— START OF EXERCISE MATERIAL —

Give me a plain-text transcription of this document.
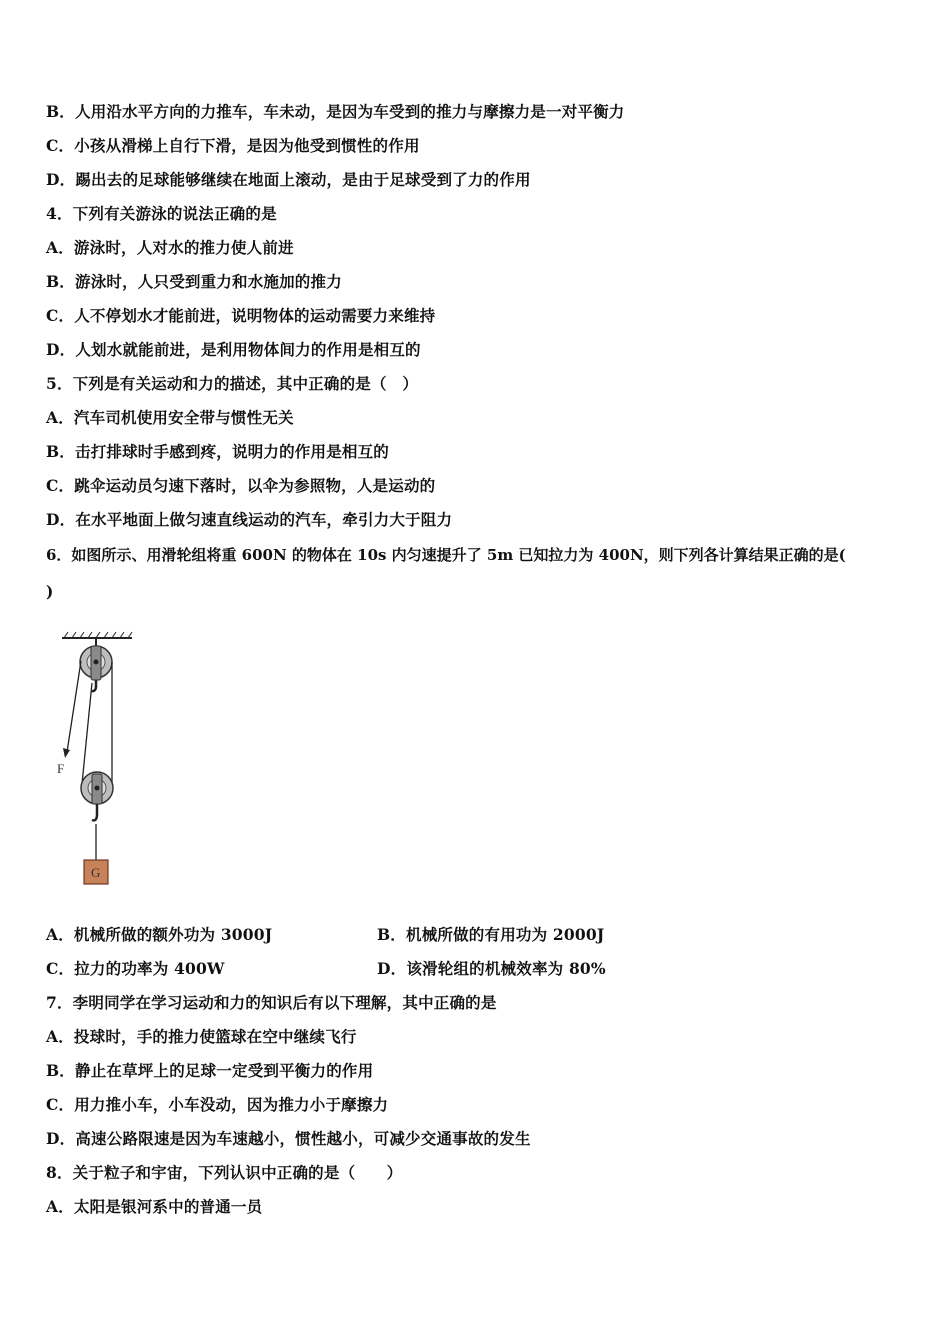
B．人用沿水平方向的力推车，车未动，是因为车受到的推力与摩擦力是一对平衡力
C．小孩从滑梯上自行下滑，是因为他受到惯性的作用
D．踢出去的足球能够继续在地面上滚动，是由于足球受到了力的作用
4．下列有关游泳的说法正确的是
A．游泳时，人对水的推力使人前进
B．游泳时，人只受到重力和水施加的推力
C．人不停划水才能前进，说明物体的运动需要力来维持
D．人划水就能前进，是利用物体间力的作用是相互的
5．下列是有关运动和力的描述，其中正确的是（　）
A．汽车司机使用安全带与惯性无关
B．击打排球时手感到疼，说明力的作用是相互的
C．跳伞运动员匀速下落时，以伞为参照物，人是运动的
D．在水平地面上做匀速直线运动的汽车，牵引力大于阻力
6．如图所示、用滑轮组将重 600N 的物体在 10s 内匀速提升了 5m 已知拉力为 400N，则下列各计算结果正确的是(
)
F
G
A．机械所做的额外功为 3000J	B．机械所做的有用功为 2000J
C．拉力的功率为 400W	D．该滑轮组的机械效率为 80%
7．李明同学在学习运动和力的知识后有以下理解，其中正确的是
A．投球时，手的推力使篮球在空中继续飞行
B．静止在草坪上的足球一定受到平衡力的作用
C．用力推小车，小车没动，因为推力小于摩擦力
D．高速公路限速是因为车速越小，惯性越小，可减少交通事故的发生
8．关于粒子和宇宙，下列认识中正确的是（　　）
A．太阳是银河系中的普通一员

— END OF EXERCISE MATERIAL —

## PROBLEM DESCRIPTION
Without the pictures, transcribe the listing above exactly.

## RESPONSE TO THE TASK
Give me a plain-text transcription of this document.
B．人用沿水平方向的力推车，车未动，是因为车受到的推力与摩擦力是一对平衡力
C．小孩从滑梯上自行下滑，是因为他受到惯性的作用
D．踢出去的足球能够继续在地面上滚动，是由于足球受到了力的作用
4．下列有关游泳的说法正确的是
A．游泳时，人对水的推力使人前进
B．游泳时，人只受到重力和水施加的推力
C．人不停划水才能前进，说明物体的运动需要力来维持
D．人划水就能前进，是利用物体间力的作用是相互的
5．下列是有关运动和力的描述，其中正确的是（　）
A．汽车司机使用安全带与惯性无关
B．击打排球时手感到疼，说明力的作用是相互的
C．跳伞运动员匀速下落时，以伞为参照物，人是运动的
D．在水平地面上做匀速直线运动的汽车，牵引力大于阻力
6．如图所示、用滑轮组将重 600N 的物体在 10s 内匀速提升了 5m 已知拉力为 400N，则下列各计算结果正确的是(
)
F
G
A．机械所做的额外功为 3000J	B．机械所做的有用功为 2000J
C．拉力的功率为 400W	D．该滑轮组的机械效率为 80%
7．李明同学在学习运动和力的知识后有以下理解，其中正确的是
A．投球时，手的推力使篮球在空中继续飞行
B．静止在草坪上的足球一定受到平衡力的作用
C．用力推小车，小车没动，因为推力小于摩擦力
D．高速公路限速是因为车速越小，惯性越小，可减少交通事故的发生
8．关于粒子和宇宙，下列认识中正确的是（　　）
A．太阳是银河系中的普通一员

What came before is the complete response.